> **OBJETIVO**:
Diga se cada afirmação abaixo concorda com o trecho selecionado. Responda sim ou não e cite literalmente as palavras do trecho que decidem cada caso: (a) a Constituição Estadual deu ao Governador do Estado a iniciativa privativa das leis sobre as atribuições da administração pública; (b) os princípios do processo legislativo são de observância facultativa pelos Municípios; (c) segundo Hely Lopes Meirelles, a sanção e a promulgação sanam o vício de iniciativa.

> **TRECHO SELECIONADO**:
Por esse motivo, a Constituição Estadual, em dispositivo que repete o artigo 61, § 1º, II, e, da Constituição Federal, conferiu ao Governador do Estado a iniciativa privativa das leis que disponham sobre as atribuições da administração pública e, consequentemente, sobre os serviços públicos por ela prestados, direta ou indiretamente. Trata-se de questão relativa ao processo legislativo, cujos princípios são de observância obrigatória pelos Municípios, em face do artigo 144, da Constituição do Estado, tal como tem decidido o C. Supremo Tribunal Federal:

“O modelo estruturador do processo legislativo, tal como delineado em seus aspectos fundamentais pela Constituição da República - inclusive no que se refere às hipóteses de iniciativa do processo de formação das leis - impõe-se, enquanto padrão normativo de compulsório atendimento, à incondicional observância dos Estados-Membros. Precedentes: RTJ 146/388 - RTJ 150/482” (ADIn nº 1434-0, medida liminar, relator Ministro Celso de Mello, DJU nº 227, p. 45684).

Se a regra é impositiva para os Estados-membros, é induvidoso que também o é para os Municípios.

As normas de fixação de competência para a iniciativa do processo legislativo derivam do princípio da separação dos poderes, que nada mais é que o mecanismo jurídico que serve à organização do Estado, definindo órgãos, estabelecendo competências e marcando as relações recíprocas entre esses mesmos órgãos (Manoel Gonçalves Ferreira Filho, op. cit., pp. 111-112). Se essas normas não são atendidas, como no caso em exame, fica patente a inconstitucionalidade, em face de vício de iniciativa.

Sobre isso, ensinou Hely Lopes Meirelles que se “a Câmara, desatendendo à privatividade do Executivo para esses projetos, votar e aprovar leis sobre tais matérias, caberá ao Prefeito vetá-las, por inconstitucionais. Sancionadas e promulgadas que sejam, nem por isso se nos afigura que convalesçam de vício inicial, porque o Executivo não pode renunciar prerrogativas institucionais inerentes às suas funções, como não pode delegá-las aquiescer em que o Legislativo as exerça” (Direito Municipal Brasileiro, São Paulo, Malheiros, 7ª ed., pp. 544-545).

> **LINHAS DE DADOS**:

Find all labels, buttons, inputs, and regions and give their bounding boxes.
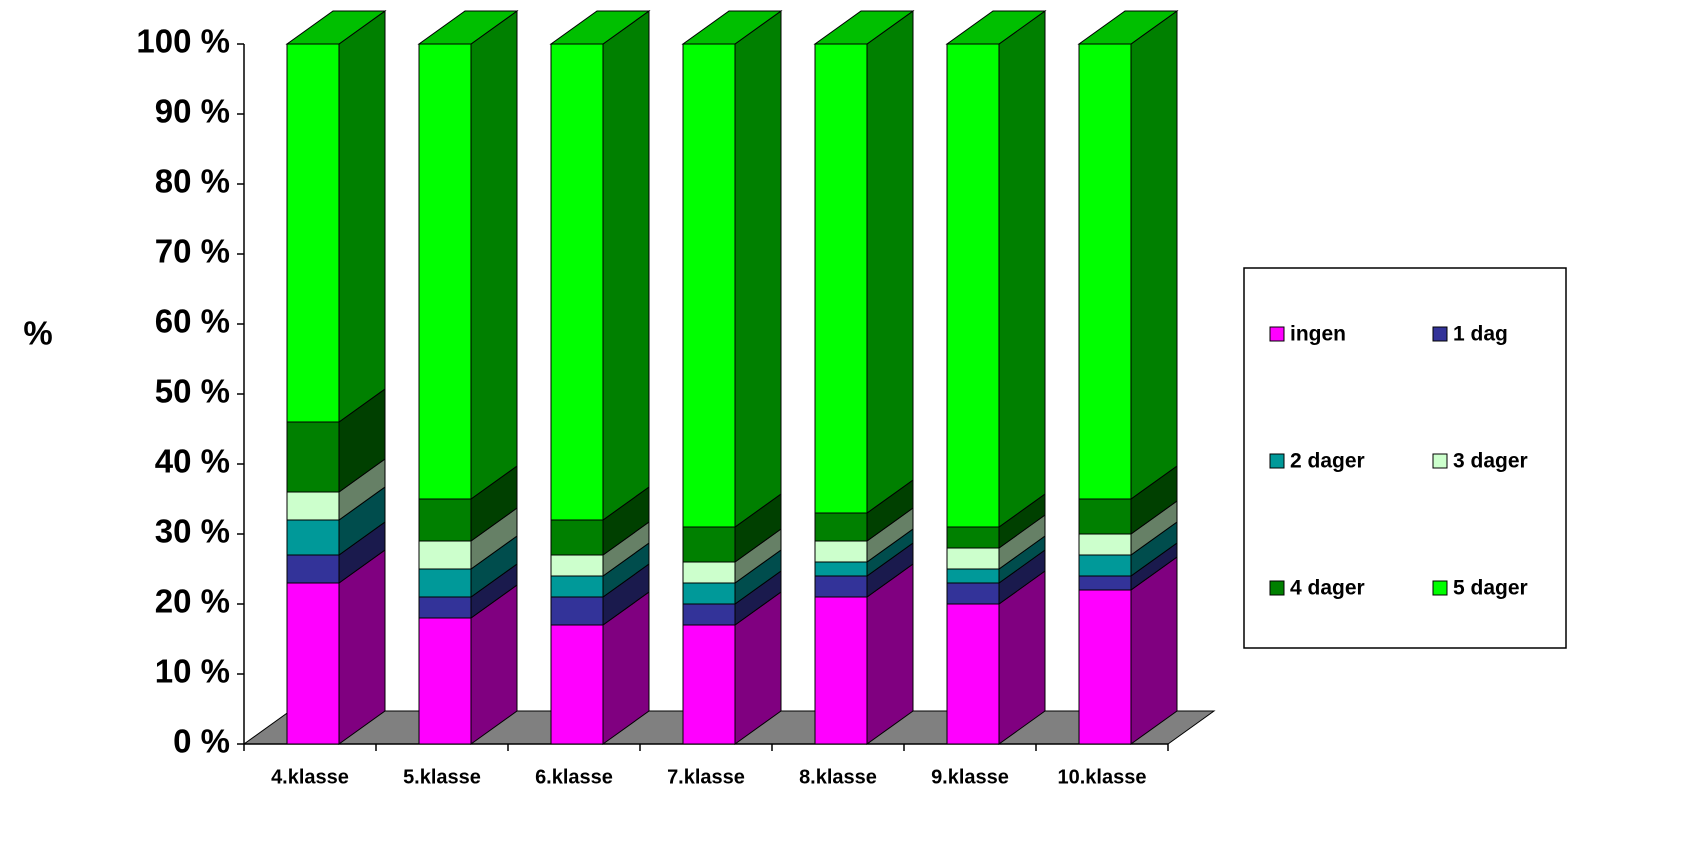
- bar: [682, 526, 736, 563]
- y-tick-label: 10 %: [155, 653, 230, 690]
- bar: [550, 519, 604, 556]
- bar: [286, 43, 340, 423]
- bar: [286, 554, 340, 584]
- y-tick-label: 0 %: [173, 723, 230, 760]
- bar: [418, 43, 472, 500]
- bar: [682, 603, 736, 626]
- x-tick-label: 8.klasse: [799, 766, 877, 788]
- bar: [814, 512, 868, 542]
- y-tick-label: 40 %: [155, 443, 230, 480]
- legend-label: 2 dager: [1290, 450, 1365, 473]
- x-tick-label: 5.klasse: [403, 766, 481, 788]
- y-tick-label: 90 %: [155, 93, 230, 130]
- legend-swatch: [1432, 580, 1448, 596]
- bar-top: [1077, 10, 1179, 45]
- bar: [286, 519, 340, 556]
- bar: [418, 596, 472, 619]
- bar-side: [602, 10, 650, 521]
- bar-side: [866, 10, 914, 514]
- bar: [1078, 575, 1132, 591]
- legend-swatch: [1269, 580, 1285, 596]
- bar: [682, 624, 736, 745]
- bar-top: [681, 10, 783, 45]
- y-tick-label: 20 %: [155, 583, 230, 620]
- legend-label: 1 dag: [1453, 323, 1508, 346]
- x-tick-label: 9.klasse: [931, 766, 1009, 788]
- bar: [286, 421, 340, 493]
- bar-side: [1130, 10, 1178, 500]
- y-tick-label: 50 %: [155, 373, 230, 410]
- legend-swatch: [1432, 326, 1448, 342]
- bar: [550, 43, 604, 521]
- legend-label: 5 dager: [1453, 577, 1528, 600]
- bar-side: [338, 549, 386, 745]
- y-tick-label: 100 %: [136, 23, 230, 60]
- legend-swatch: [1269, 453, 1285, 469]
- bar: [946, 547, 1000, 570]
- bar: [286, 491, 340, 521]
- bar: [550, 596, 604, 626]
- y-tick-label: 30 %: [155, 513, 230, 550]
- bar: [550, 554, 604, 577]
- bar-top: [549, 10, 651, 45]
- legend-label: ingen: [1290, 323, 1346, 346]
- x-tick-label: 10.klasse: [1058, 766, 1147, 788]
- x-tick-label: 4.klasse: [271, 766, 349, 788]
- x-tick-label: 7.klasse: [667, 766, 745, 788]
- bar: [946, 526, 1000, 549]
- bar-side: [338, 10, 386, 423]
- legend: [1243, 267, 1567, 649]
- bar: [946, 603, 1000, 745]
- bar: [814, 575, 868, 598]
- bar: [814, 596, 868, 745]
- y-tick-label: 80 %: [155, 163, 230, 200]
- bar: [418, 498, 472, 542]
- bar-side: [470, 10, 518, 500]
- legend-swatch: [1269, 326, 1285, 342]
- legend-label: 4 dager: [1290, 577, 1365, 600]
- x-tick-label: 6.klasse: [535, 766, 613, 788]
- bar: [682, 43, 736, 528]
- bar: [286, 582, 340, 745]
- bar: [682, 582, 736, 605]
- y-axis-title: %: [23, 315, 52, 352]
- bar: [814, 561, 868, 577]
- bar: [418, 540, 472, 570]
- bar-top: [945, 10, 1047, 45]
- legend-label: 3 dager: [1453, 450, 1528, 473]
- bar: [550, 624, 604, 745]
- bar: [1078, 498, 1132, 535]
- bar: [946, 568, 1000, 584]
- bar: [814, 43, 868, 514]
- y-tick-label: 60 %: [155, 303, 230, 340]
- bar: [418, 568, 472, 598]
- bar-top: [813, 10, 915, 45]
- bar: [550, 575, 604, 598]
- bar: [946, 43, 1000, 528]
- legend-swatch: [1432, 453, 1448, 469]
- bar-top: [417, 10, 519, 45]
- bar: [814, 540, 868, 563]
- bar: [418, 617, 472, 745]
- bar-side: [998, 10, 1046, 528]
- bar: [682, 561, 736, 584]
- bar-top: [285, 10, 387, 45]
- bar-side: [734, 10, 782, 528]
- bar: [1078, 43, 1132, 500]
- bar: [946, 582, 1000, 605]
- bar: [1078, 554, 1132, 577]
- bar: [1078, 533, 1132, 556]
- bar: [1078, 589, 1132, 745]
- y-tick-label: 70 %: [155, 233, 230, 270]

> **RESULTADO DA TAREFA**:
(a) Sim: “conferiu ao Governador do Estado a iniciativa privativa das leis que disponham sobre as atribuições da administração pública”.
(b) Não: “cujos princípios são de observância obrigatória pelos Municípios”.
(c) Não: “Sancionadas e promulgadas que sejam, nem por isso se nos afigura que convalesçam de vício inicial”.